- _DATASET CONTENT_:
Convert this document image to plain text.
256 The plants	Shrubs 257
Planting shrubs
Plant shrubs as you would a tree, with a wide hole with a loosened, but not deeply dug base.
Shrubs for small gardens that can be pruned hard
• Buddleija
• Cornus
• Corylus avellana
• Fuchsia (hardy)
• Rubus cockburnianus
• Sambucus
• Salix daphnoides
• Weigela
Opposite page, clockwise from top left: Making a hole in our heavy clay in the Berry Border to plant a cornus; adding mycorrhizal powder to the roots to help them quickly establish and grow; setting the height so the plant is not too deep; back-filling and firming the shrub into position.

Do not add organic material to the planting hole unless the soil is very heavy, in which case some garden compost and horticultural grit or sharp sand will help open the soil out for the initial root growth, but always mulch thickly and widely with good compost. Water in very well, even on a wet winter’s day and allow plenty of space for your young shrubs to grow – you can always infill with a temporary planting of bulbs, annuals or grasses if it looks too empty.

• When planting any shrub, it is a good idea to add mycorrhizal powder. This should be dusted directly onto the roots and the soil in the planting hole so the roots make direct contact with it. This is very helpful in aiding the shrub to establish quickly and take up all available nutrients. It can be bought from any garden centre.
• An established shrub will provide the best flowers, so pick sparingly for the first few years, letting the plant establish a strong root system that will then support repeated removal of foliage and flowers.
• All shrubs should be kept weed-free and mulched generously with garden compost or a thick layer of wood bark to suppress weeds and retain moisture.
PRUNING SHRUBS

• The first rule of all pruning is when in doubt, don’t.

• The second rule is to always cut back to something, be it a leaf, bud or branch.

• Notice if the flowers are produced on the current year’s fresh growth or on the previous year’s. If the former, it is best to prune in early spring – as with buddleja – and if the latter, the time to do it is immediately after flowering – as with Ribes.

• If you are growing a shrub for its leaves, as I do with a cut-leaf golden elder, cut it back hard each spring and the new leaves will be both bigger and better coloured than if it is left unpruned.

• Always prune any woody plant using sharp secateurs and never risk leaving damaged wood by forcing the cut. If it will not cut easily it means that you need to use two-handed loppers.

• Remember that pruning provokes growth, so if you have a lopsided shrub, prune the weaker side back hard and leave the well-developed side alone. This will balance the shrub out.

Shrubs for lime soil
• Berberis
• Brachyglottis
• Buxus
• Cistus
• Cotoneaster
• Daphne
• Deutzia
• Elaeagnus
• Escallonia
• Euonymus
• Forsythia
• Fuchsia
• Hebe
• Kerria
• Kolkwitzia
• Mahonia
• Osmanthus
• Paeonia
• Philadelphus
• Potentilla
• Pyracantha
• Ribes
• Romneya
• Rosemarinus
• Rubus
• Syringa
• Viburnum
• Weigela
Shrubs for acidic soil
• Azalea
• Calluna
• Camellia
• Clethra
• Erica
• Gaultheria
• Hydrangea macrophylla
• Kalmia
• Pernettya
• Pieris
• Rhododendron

- _WHAT THE EXERCISE ASKS_: Read the data above. Pull out each line in which the string "flowers" appears.

- _TASK RESPONSE_:
• An established shrub will provide the best flowers, so pick sparingly for the first few years, letting the plant establish a strong root system that will then support repeated removal of foliage and flowers.
• Notice if the flowers are produced on the current year’s fresh growth or on the previous year’s. If the former, it is best to prune in early spring – as with buddleja – and if the latter, the time to do it is immediately after flowering – as with Ribes.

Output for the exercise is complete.